(Task statement): Please restate the following records word for word.

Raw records
=-=-=
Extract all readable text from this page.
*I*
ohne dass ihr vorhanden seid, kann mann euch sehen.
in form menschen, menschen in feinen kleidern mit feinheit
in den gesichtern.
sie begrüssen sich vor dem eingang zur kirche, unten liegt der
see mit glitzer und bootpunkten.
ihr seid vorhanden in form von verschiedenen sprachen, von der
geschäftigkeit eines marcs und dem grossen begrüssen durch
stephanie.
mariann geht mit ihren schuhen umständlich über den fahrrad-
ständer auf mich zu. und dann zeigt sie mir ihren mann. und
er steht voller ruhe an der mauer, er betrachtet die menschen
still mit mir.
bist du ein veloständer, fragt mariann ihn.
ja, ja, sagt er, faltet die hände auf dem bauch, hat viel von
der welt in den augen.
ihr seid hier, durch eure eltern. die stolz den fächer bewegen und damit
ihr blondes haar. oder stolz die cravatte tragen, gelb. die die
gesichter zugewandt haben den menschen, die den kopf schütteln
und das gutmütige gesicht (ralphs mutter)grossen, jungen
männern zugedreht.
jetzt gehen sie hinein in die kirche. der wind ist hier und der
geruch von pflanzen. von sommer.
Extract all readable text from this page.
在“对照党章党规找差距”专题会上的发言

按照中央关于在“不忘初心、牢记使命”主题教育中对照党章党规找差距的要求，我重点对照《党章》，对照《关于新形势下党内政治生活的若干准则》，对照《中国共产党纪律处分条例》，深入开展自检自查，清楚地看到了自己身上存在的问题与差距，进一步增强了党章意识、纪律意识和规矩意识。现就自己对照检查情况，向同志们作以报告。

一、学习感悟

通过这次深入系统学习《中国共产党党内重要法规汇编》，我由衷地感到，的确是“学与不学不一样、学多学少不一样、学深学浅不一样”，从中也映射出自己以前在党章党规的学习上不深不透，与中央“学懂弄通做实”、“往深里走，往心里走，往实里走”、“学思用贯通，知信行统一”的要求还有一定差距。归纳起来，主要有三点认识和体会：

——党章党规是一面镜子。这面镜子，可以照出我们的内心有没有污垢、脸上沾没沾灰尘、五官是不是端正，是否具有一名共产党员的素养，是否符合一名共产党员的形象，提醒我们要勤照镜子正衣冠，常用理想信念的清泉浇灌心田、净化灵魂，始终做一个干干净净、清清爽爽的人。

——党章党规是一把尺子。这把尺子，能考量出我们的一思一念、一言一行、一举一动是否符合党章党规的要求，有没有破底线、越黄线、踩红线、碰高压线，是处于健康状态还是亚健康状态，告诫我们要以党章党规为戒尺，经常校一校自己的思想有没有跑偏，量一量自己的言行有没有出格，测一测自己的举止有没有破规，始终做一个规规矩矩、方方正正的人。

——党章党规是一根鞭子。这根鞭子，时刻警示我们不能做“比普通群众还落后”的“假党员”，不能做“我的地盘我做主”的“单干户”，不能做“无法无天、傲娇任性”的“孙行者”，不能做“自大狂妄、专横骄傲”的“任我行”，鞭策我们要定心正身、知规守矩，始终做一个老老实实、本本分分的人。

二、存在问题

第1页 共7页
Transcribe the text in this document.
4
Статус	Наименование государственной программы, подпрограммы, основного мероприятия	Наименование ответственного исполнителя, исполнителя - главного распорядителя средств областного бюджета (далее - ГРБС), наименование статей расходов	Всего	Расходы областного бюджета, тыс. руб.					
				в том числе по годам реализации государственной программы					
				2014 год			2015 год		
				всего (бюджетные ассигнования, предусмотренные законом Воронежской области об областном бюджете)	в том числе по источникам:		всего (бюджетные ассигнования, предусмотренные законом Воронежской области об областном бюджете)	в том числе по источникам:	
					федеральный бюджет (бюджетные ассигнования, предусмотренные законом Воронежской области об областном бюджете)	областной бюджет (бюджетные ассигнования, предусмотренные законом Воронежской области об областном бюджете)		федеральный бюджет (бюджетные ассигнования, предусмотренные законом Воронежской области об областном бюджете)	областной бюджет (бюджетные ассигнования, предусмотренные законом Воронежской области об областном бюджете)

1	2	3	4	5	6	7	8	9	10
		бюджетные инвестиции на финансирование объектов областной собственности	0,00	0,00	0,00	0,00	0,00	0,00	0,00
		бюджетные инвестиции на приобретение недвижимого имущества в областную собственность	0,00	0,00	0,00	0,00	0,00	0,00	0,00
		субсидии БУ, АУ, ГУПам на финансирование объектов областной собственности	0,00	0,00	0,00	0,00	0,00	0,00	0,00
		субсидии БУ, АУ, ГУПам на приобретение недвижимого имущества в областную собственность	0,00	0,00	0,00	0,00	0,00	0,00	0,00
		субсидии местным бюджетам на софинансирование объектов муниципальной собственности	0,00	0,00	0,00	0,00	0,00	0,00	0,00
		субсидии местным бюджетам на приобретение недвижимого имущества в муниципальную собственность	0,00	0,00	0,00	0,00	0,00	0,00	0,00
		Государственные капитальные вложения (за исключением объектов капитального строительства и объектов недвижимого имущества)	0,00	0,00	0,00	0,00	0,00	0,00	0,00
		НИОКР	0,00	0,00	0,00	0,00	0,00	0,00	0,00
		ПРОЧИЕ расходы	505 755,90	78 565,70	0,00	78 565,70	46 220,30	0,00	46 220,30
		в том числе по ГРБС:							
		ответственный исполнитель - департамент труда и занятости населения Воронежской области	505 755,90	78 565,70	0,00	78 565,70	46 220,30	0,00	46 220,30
=-=-=
(Output of the exercise):
Extract all readable text from this page.
*I*
ohne dass ihr vorhanden seid, kann mann euch sehen.
in form menschen, menschen in feinen kleidern mit feinheit
in den gesichtern.
sie begrüssen sich vor dem eingang zur kirche, unten liegt der
see mit glitzer und bootpunkten.
ihr seid vorhanden in form von verschiedenen sprachen, von der
geschäftigkeit eines marcs und dem grossen begrüssen durch
stephanie.
mariann geht mit ihren schuhen umständlich über den fahrrad-
ständer auf mich zu. und dann zeigt sie mir ihren mann. und
er steht voller ruhe an der mauer, er betrachtet die menschen
still mit mir.
bist du ein veloständer, fragt mariann ihn.
ja, ja, sagt er, faltet die hände auf dem bauch, hat viel von
der welt in den augen.
ihr seid hier, durch eure eltern. die stolz den fächer bewegen und damit
ihr blondes haar. oder stolz die cravatte tragen, gelb. die die
gesichter zugewandt haben den menschen, die den kopf schütteln
und das gutmütige gesicht (ralphs mutter)grossen, jungen
männern zugedreht.
jetzt gehen sie hinein in die kirche. der wind ist hier und der
geruch von pflanzen. von sommer.
Extract all readable text from this page.
在“对照党章党规找差距”专题会上的发言

按照中央关于在“不忘初心、牢记使命”主题教育中对照党章党规找差距的要求，我重点对照《党章》，对照《关于新形势下党内政治生活的若干准则》，对照《中国共产党纪律处分条例》，深入开展自检自查，清楚地看到了自己身上存在的问题与差距，进一步增强了党章意识、纪律意识和规矩意识。现就自己对照检查情况，向同志们作以报告。

一、学习感悟

通过这次深入系统学习《中国共产党党内重要法规汇编》，我由衷地感到，的确是“学与不学不一样、学多学少不一样、学深学浅不一样”，从中也映射出自己以前在党章党规的学习上不深不透，与中央“学懂弄通做实”、“往深里走，往心里走，往实里走”、“学思用贯通，知信行统一”的要求还有一定差距。归纳起来，主要有三点认识和体会：

——党章党规是一面镜子。这面镜子，可以照出我们的内心有没有污垢、脸上沾没沾灰尘、五官是不是端正，是否具有一名共产党员的素养，是否符合一名共产党员的形象，提醒我们要勤照镜子正衣冠，常用理想信念的清泉浇灌心田、净化灵魂，始终做一个干干净净、清清爽爽的人。

——党章党规是一把尺子。这把尺子，能考量出我们的一思一念、一言一行、一举一动是否符合党章党规的要求，有没有破底线、越黄线、踩红线、碰高压线，是处于健康状态还是亚健康状态，告诫我们要以党章党规为戒尺，经常校一校自己的思想有没有跑偏，量一量自己的言行有没有出格，测一测自己的举止有没有破规，始终做一个规规矩矩、方方正正的人。

——党章党规是一根鞭子。这根鞭子，时刻警示我们不能做“比普通群众还落后”的“假党员”，不能做“我的地盘我做主”的“单干户”，不能做“无法无天、傲娇任性”的“孙行者”，不能做“自大狂妄、专横骄傲”的“任我行”，鞭策我们要定心正身、知规守矩，始终做一个老老实实、本本分分的人。

二、存在问题

第1页 共7页
Transcribe the text in this document.
4
Статус	Наименование государственной программы, подпрограммы, основного мероприятия	Наименование ответственного исполнителя, исполнителя - главного распорядителя средств областного бюджета (далее - ГРБС), наименование статей расходов	Всего	Расходы областного бюджета, тыс. руб.					
				в том числе по годам реализации государственной программы					
				2014 год			2015 год		
				всего (бюджетные ассигнования, предусмотренные законом Воронежской области об областном бюджете)	в том числе по источникам:		всего (бюджетные ассигнования, предусмотренные законом Воронежской области об областном бюджете)	в том числе по источникам:	
					федеральный бюджет (бюджетные ассигнования, предусмотренные законом Воронежской области об областном бюджете)	областной бюджет (бюджетные ассигнования, предусмотренные законом Воронежской области об областном бюджете)		федеральный бюджет (бюджетные ассигнования, предусмотренные законом Воронежской области об областном бюджете)	областной бюджет (бюджетные ассигнования, предусмотренные законом Воронежской области об областном бюджете)

1	2	3	4	5	6	7	8	9	10
		бюджетные инвестиции на финансирование объектов областной собственности	0,00	0,00	0,00	0,00	0,00	0,00	0,00
		бюджетные инвестиции на приобретение недвижимого имущества в областную собственность	0,00	0,00	0,00	0,00	0,00	0,00	0,00
		субсидии БУ, АУ, ГУПам на финансирование объектов областной собственности	0,00	0,00	0,00	0,00	0,00	0,00	0,00
		субсидии БУ, АУ, ГУПам на приобретение недвижимого имущества в областную собственность	0,00	0,00	0,00	0,00	0,00	0,00	0,00
		субсидии местным бюджетам на софинансирование объектов муниципальной собственности	0,00	0,00	0,00	0,00	0,00	0,00	0,00
		субсидии местным бюджетам на приобретение недвижимого имущества в муниципальную собственность	0,00	0,00	0,00	0,00	0,00	0,00	0,00
		Государственные капитальные вложения (за исключением объектов капитального строительства и объектов недвижимого имущества)	0,00	0,00	0,00	0,00	0,00	0,00	0,00
		НИОКР	0,00	0,00	0,00	0,00	0,00	0,00	0,00
		ПРОЧИЕ расходы	505 755,90	78 565,70	0,00	78 565,70	46 220,30	0,00	46 220,30
		в том числе по ГРБС:							
		ответственный исполнитель - департамент труда и занятости населения Воронежской области	505 755,90	78 565,70	0,00	78 565,70	46 220,30	0,00	46 220,30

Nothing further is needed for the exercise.